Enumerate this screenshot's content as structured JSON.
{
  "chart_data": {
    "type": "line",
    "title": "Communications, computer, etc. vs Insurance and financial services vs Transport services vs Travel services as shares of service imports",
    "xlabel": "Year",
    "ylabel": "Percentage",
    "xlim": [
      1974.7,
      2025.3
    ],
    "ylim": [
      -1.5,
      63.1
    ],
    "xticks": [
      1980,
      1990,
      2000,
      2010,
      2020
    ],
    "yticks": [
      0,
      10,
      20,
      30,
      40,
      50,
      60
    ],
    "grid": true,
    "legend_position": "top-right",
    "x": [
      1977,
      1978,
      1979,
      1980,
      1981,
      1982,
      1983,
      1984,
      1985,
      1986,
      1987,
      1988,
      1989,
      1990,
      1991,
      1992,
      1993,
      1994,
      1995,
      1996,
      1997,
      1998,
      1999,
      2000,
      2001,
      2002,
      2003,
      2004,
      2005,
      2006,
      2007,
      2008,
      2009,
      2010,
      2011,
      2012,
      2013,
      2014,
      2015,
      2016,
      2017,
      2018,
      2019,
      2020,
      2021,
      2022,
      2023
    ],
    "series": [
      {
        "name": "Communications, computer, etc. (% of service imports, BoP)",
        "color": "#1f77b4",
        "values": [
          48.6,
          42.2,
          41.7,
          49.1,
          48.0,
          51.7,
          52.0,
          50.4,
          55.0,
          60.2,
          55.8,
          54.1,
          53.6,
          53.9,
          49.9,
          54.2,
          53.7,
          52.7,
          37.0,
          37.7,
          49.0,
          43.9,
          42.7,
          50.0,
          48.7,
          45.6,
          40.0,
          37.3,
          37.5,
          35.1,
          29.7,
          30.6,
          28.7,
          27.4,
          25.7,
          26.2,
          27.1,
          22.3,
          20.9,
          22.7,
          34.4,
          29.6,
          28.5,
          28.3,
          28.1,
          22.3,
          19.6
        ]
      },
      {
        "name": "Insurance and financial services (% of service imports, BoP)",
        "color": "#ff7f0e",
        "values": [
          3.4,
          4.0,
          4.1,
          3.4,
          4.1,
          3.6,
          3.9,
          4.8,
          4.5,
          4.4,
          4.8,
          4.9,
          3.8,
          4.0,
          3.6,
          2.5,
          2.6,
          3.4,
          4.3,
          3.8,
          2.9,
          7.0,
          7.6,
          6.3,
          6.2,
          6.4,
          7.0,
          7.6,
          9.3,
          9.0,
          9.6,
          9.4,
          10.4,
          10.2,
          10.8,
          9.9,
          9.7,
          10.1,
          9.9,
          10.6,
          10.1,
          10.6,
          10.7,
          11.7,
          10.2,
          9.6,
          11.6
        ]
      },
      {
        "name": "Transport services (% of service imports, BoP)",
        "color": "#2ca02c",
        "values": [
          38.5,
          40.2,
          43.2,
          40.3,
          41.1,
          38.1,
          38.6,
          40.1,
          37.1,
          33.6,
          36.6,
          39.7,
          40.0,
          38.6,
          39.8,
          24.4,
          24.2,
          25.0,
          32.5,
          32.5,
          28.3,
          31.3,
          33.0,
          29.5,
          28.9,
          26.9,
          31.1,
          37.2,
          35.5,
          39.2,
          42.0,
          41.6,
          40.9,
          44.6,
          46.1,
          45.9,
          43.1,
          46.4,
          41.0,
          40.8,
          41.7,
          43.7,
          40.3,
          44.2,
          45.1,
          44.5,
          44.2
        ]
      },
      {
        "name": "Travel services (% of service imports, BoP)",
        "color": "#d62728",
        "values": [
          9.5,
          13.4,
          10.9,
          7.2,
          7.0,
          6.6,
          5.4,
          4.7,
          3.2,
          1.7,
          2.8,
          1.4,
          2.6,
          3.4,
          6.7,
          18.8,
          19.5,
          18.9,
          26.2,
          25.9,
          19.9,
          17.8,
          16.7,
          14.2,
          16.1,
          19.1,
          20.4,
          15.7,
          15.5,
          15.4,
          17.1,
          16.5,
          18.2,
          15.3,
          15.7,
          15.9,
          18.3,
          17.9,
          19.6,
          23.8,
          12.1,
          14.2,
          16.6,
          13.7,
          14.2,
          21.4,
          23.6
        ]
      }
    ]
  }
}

________________________________________

--- INSTRUCTIONS TO FOLLOW ---
Write out every line of the material again, exactly as it reads.

--- EXERCISE SOLUTION ---
Enumerate this screenshot's content as structured JSON.
{
  "chart_data": {
    "type": "line",
    "title": "Communications, computer, etc. vs Insurance and financial services vs Transport services vs Travel services as shares of service imports",
    "xlabel": "Year",
    "ylabel": "Percentage",
    "xlim": [
      1974.7,
      2025.3
    ],
    "ylim": [
      -1.5,
      63.1
    ],
    "xticks": [
      1980,
      1990,
      2000,
      2010,
      2020
    ],
    "yticks": [
      0,
      10,
      20,
      30,
      40,
      50,
      60
    ],
    "grid": true,
    "legend_position": "top-right",
    "x": [
      1977,
      1978,
      1979,
      1980,
      1981,
      1982,
      1983,
      1984,
      1985,
      1986,
      1987,
      1988,
      1989,
      1990,
      1991,
      1992,
      1993,
      1994,
      1995,
      1996,
      1997,
      1998,
      1999,
      2000,
      2001,
      2002,
      2003,
      2004,
      2005,
      2006,
      2007,
      2008,
      2009,
      2010,
      2011,
      2012,
      2013,
      2014,
      2015,
      2016,
      2017,
      2018,
      2019,
      2020,
      2021,
      2022,
      2023
    ],
    "series": [
      {
        "name": "Communications, computer, etc. (% of service imports, BoP)",
        "color": "#1f77b4",
        "values": [
          48.6,
          42.2,
          41.7,
          49.1,
          48.0,
          51.7,
          52.0,
          50.4,
          55.0,
          60.2,
          55.8,
          54.1,
          53.6,
          53.9,
          49.9,
          54.2,
          53.7,
          52.7,
          37.0,
          37.7,
          49.0,
          43.9,
          42.7,
          50.0,
          48.7,
          45.6,
          40.0,
          37.3,
          37.5,
          35.1,
          29.7,
          30.6,
          28.7,
          27.4,
          25.7,
          26.2,
          27.1,
          22.3,
          20.9,
          22.7,
          34.4,
          29.6,
          28.5,
          28.3,
          28.1,
          22.3,
          19.6
        ]
      },
      {
        "name": "Insurance and financial services (% of service imports, BoP)",
        "color": "#ff7f0e",
        "values": [
          3.4,
          4.0,
          4.1,
          3.4,
          4.1,
          3.6,
          3.9,
          4.8,
          4.5,
          4.4,
          4.8,
          4.9,
          3.8,
          4.0,
          3.6,
          2.5,
          2.6,
          3.4,
          4.3,
          3.8,
          2.9,
          7.0,
          7.6,
          6.3,
          6.2,
          6.4,
          7.0,
          7.6,
          9.3,
          9.0,
          9.6,
          9.4,
          10.4,
          10.2,
          10.8,
          9.9,
          9.7,
          10.1,
          9.9,
          10.6,
          10.1,
          10.6,
          10.7,
          11.7,
          10.2,
          9.6,
          11.6
        ]
      },
      {
        "name": "Transport services (% of service imports, BoP)",
        "color": "#2ca02c",
        "values": [
          38.5,
          40.2,
          43.2,
          40.3,
          41.1,
          38.1,
          38.6,
          40.1,
          37.1,
          33.6,
          36.6,
          39.7,
          40.0,
          38.6,
          39.8,
          24.4,
          24.2,
          25.0,
          32.5,
          32.5,
          28.3,
          31.3,
          33.0,
          29.5,
          28.9,
          26.9,
          31.1,
          37.2,
          35.5,
          39.2,
          42.0,
          41.6,
          40.9,
          44.6,
          46.1,
          45.9,
          43.1,
          46.4,
          41.0,
          40.8,
          41.7,
          43.7,
          40.3,
          44.2,
          45.1,
          44.5,
          44.2
        ]
      },
      {
        "name": "Travel services (% of service imports, BoP)",
        "color": "#d62728",
        "values": [
          9.5,
          13.4,
          10.9,
          7.2,
          7.0,
          6.6,
          5.4,
          4.7,
          3.2,
          1.7,
          2.8,
          1.4,
          2.6,
          3.4,
          6.7,
          18.8,
          19.5,
          18.9,
          26.2,
          25.9,
          19.9,
          17.8,
          16.7,
          14.2,
          16.1,
          19.1,
          20.4,
          15.7,
          15.5,
          15.4,
          17.1,
          16.5,
          18.2,
          15.3,
          15.7,
          15.9,
          18.3,
          17.9,
          19.6,
          23.8,
          12.1,
          14.2,
          16.6,
          13.7,
          14.2,
          21.4,
          23.6
        ]
      }
    ]
  }
}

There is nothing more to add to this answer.